Task to carry out: Search the records below for the word "ylabel" and show every line where it occurs.

Material for this task:

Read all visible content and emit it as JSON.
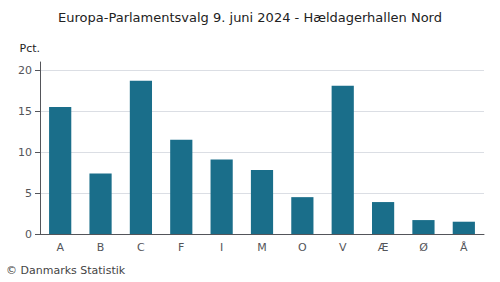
{
  "chart_data": {
    "type": "bar",
    "title": "Europa-Parlamentsvalg 9. juni 2024 - Hældagerhallen Nord",
    "categories": [
      "A",
      "B",
      "C",
      "F",
      "I",
      "M",
      "O",
      "V",
      "Æ",
      "Ø",
      "Å"
    ],
    "values": [
      15.5,
      7.4,
      18.7,
      11.5,
      9.1,
      7.8,
      4.5,
      18.1,
      3.9,
      1.7,
      1.5
    ],
    "color": "#1a6e8a",
    "ylabel": "Pct.",
    "ylim": [
      0,
      21
    ],
    "yticks": [
      0,
      5,
      10,
      15,
      20
    ],
    "grid": true,
    "annotations": [
      "© Danmarks Statistik"
    ]
  }
}
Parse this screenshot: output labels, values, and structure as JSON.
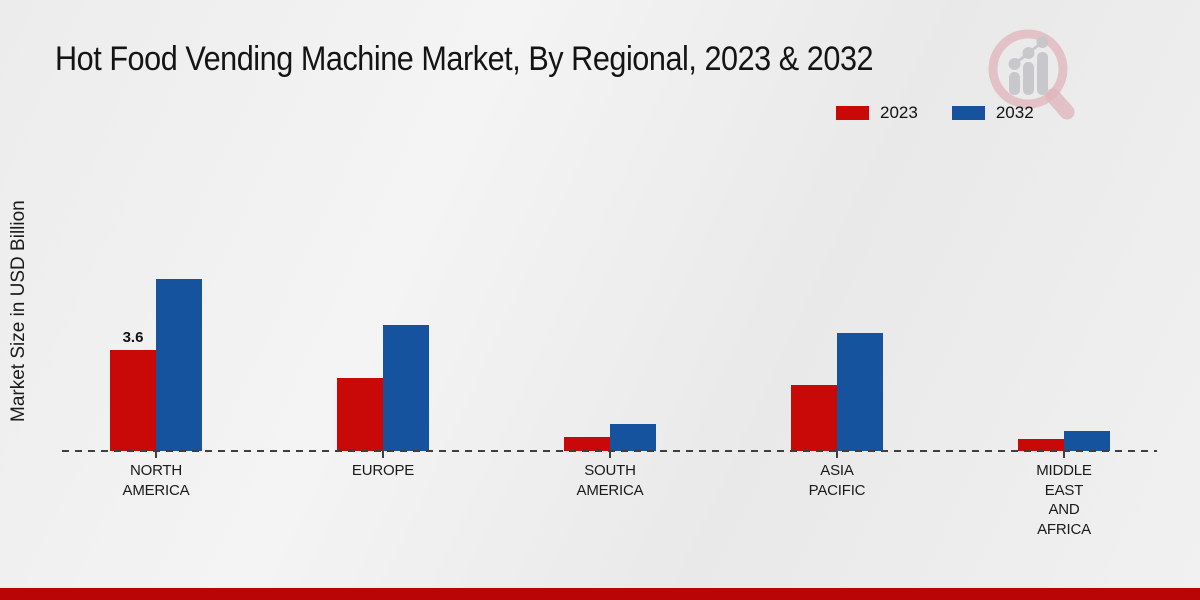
{
  "header": {
    "title": "Hot Food Vending Machine Market, By Regional, 2023 & 2032"
  },
  "y_axis": {
    "label": "Market Size in USD Billion"
  },
  "legend": {
    "items": [
      {
        "label": "2023",
        "color": "#c90808"
      },
      {
        "label": "2032",
        "color": "#15539e"
      }
    ]
  },
  "branding": {
    "logo_icon": "market-research-magnifier-chart-logo",
    "ring_color": "#e2b9bf",
    "bar_color": "#c7c7cb"
  },
  "footer": {
    "accent_color": "#b90505"
  },
  "chart_data": {
    "type": "bar",
    "title": "Hot Food Vending Machine Market, By Regional, 2023 & 2032",
    "xlabel": "",
    "ylabel": "Market Size in USD Billion",
    "categories": [
      "NORTH\nAMERICA",
      "EUROPE",
      "SOUTH\nAMERICA",
      "ASIA\nPACIFIC",
      "MIDDLE\nEAST\nAND\nAFRICA"
    ],
    "series": [
      {
        "name": "2023",
        "color": "#c90808",
        "values": [
          3.6,
          2.6,
          0.5,
          2.35,
          0.42
        ]
      },
      {
        "name": "2032",
        "color": "#15539e",
        "values": [
          6.15,
          4.5,
          0.95,
          4.2,
          0.71
        ]
      }
    ],
    "data_labels": [
      {
        "series_index": 0,
        "category_index": 0,
        "text": "3.6"
      }
    ],
    "baseline_style": "dashed",
    "grid": false,
    "legend_position": "top-right",
    "ylim": [
      0,
      7
    ]
  }
}
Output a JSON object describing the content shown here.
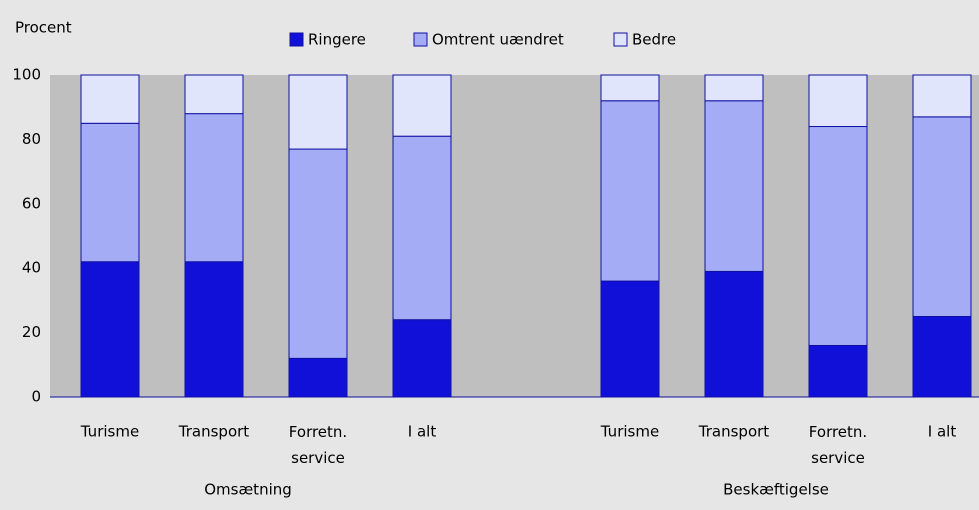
{
  "chart_data": {
    "type": "stacked_bar",
    "y_label": "Procent",
    "categories": [
      "Turisme",
      "Transport",
      "Forretn. service",
      "I alt",
      null,
      "Turisme",
      "Transport",
      "Forretn. service",
      "I alt"
    ],
    "group_labels": [
      "Omsætning",
      "Beskæftigelse"
    ],
    "series": [
      {
        "name": "Ringere",
        "color": "#1010d8",
        "values": [
          42,
          42,
          12,
          24,
          null,
          36,
          39,
          16,
          25
        ]
      },
      {
        "name": "Omtrent uændret",
        "color": "#a3acf5",
        "values": [
          43,
          46,
          65,
          57,
          null,
          56,
          53,
          68,
          62
        ]
      },
      {
        "name": "Bedre",
        "color": "#e1e5fc",
        "values": [
          15,
          12,
          23,
          19,
          null,
          8,
          8,
          16,
          13
        ]
      }
    ],
    "ylim": [
      0,
      100
    ],
    "yticks": [
      0,
      20,
      40,
      60,
      80,
      100
    ],
    "grid": false
  }
}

Solution to the exercise:
    "ylabel": "Pct.",
    "ylabel": "Market Size in USD Billion",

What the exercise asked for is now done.